DIRECTION: Give the material once more, word for word, without any images.

Dataset records on visual material
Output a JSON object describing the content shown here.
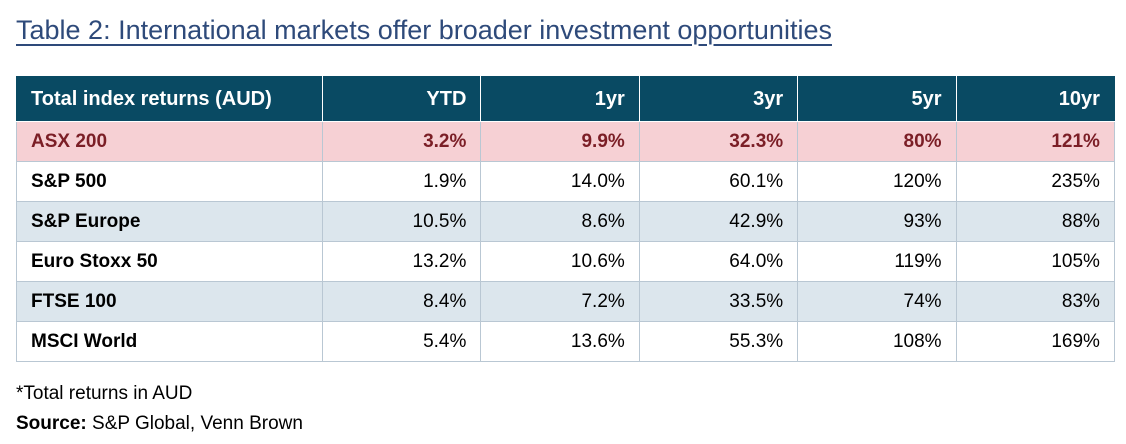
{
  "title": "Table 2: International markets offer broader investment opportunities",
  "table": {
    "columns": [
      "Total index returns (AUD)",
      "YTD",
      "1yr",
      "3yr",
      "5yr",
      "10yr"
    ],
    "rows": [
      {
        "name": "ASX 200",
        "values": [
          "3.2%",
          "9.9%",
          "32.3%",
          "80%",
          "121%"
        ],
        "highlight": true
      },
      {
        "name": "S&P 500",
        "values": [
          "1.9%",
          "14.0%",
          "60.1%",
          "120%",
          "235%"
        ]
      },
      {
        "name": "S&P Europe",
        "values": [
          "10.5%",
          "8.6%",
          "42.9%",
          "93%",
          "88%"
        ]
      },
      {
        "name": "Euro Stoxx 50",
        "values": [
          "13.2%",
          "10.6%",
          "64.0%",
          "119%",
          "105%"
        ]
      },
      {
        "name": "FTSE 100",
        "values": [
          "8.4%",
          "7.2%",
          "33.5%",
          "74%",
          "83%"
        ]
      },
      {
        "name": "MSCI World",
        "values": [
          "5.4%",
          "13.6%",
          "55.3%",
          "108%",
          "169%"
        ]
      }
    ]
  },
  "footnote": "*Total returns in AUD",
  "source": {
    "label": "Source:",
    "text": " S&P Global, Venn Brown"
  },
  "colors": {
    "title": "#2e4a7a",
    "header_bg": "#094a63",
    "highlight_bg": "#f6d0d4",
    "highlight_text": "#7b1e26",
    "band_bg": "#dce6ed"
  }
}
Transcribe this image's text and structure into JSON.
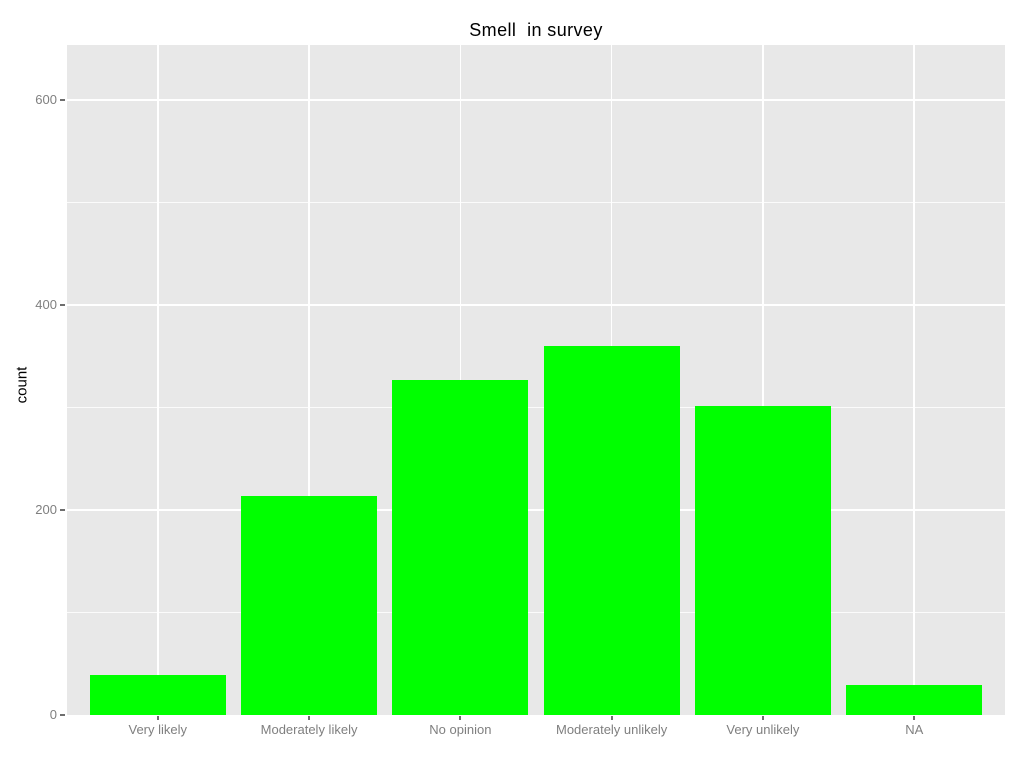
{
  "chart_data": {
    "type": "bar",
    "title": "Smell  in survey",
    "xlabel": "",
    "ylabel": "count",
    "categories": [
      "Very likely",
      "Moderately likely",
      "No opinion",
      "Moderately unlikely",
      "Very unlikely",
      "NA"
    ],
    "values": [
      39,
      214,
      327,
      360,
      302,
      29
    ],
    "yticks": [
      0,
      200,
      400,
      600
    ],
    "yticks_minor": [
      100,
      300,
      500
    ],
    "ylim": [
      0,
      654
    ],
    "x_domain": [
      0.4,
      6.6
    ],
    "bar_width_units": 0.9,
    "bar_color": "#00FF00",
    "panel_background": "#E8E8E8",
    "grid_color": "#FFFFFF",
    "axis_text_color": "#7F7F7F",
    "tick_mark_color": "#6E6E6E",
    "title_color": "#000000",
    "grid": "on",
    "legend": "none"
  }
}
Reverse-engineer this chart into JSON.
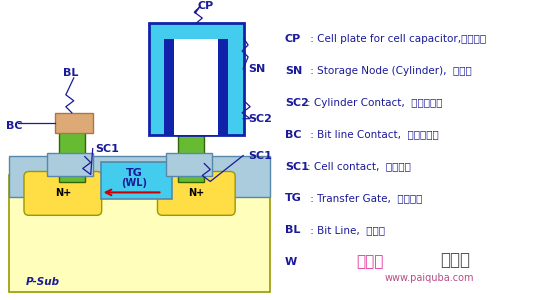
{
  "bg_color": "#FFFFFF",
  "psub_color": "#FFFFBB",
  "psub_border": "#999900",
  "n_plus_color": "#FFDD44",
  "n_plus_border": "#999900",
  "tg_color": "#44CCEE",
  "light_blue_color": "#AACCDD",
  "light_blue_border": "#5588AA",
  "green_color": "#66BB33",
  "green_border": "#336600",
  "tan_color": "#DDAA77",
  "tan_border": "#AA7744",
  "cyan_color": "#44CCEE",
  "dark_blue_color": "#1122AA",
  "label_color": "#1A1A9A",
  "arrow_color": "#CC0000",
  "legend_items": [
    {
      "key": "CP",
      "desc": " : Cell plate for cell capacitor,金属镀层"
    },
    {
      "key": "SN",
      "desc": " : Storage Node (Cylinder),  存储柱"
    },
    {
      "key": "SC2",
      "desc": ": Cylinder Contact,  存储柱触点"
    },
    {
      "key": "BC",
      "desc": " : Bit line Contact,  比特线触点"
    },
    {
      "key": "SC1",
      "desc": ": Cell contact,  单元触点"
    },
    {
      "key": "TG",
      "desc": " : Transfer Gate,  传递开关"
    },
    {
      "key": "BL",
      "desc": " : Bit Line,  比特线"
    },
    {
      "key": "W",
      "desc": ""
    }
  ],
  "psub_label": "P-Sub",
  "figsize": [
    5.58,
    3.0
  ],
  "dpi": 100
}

REPLY:
Output a JSON object describing the content shown here.
{
  "title": "Table 2: International markets offer broader investment opportunities",
  "table": {
    "columns": [
      "Total index returns (AUD)",
      "YTD",
      "1yr",
      "3yr",
      "5yr",
      "10yr"
    ],
    "rows": [
      {
        "name": "ASX 200",
        "values": [
          "3.2%",
          "9.9%",
          "32.3%",
          "80%",
          "121%"
        ],
        "highlight": true
      },
      {
        "name": "S&P 500",
        "values": [
          "1.9%",
          "14.0%",
          "60.1%",
          "120%",
          "235%"
        ]
      },
      {
        "name": "S&P Europe",
        "values": [
          "10.5%",
          "8.6%",
          "42.9%",
          "93%",
          "88%"
        ]
      },
      {
        "name": "Euro Stoxx 50",
        "values": [
          "13.2%",
          "10.6%",
          "64.0%",
          "119%",
          "105%"
        ]
      },
      {
        "name": "FTSE 100",
        "values": [
          "8.4%",
          "7.2%",
          "33.5%",
          "74%",
          "83%"
        ]
      },
      {
        "name": "MSCI World",
        "values": [
          "5.4%",
          "13.6%",
          "55.3%",
          "108%",
          "169%"
        ]
      }
    ]
  },
  "footnote": "*Total returns in AUD",
  "source": {
    "label": "Source:",
    "text": " S&P Global, Venn Brown"
  },
  "colors": {
    "title": "#2e4a7a",
    "header_bg": "#094a63",
    "highlight_bg": "#f6d0d4",
    "highlight_text": "#7b1e26",
    "band_bg": "#dce6ed"
  }
}
Transcribe this image's text and structure into JSON.
{
  "chart_data": {
    "type": "bar",
    "title": "Smell  in survey",
    "xlabel": "",
    "ylabel": "count",
    "categories": [
      "Very likely",
      "Moderately likely",
      "No opinion",
      "Moderately unlikely",
      "Very unlikely",
      "NA"
    ],
    "values": [
      39,
      214,
      327,
      360,
      302,
      29
    ],
    "yticks": [
      0,
      200,
      400,
      600
    ],
    "yticks_minor": [
      100,
      300,
      500
    ],
    "ylim": [
      0,
      654
    ],
    "x_domain": [
      0.4,
      6.6
    ],
    "bar_width_units": 0.9,
    "bar_color": "#00FF00",
    "panel_background": "#E8E8E8",
    "grid_color": "#FFFFFF",
    "axis_text_color": "#7F7F7F",
    "tick_mark_color": "#6E6E6E",
    "title_color": "#000000",
    "grid": "on",
    "legend": "none"
  }
}
Reverse-engineer this chart into JSON.
{
  "bg_color": "#FFFFFF",
  "psub_color": "#FFFFBB",
  "psub_border": "#999900",
  "n_plus_color": "#FFDD44",
  "n_plus_border": "#999900",
  "tg_color": "#44CCEE",
  "light_blue_color": "#AACCDD",
  "light_blue_border": "#5588AA",
  "green_color": "#66BB33",
  "green_border": "#336600",
  "tan_color": "#DDAA77",
  "tan_border": "#AA7744",
  "cyan_color": "#44CCEE",
  "dark_blue_color": "#1122AA",
  "label_color": "#1A1A9A",
  "arrow_color": "#CC0000",
  "legend_items": [
    {
      "key": "CP",
      "desc": " : Cell plate for cell capacitor,金属镀层"
    },
    {
      "key": "SN",
      "desc": " : Storage Node (Cylinder),  存储柱"
    },
    {
      "key": "SC2",
      "desc": ": Cylinder Contact,  存储柱触点"
    },
    {
      "key": "BC",
      "desc": " : Bit line Contact,  比特线触点"
    },
    {
      "key": "SC1",
      "desc": ": Cell contact,  单元触点"
    },
    {
      "key": "TG",
      "desc": " : Transfer Gate,  传递开关"
    },
    {
      "key": "BL",
      "desc": " : Bit Line,  比特线"
    },
    {
      "key": "W",
      "desc": ""
    }
  ],
  "psub_label": "P-Sub",
  "figsize": [
    5.58,
    3.0
  ],
  "dpi": 100
}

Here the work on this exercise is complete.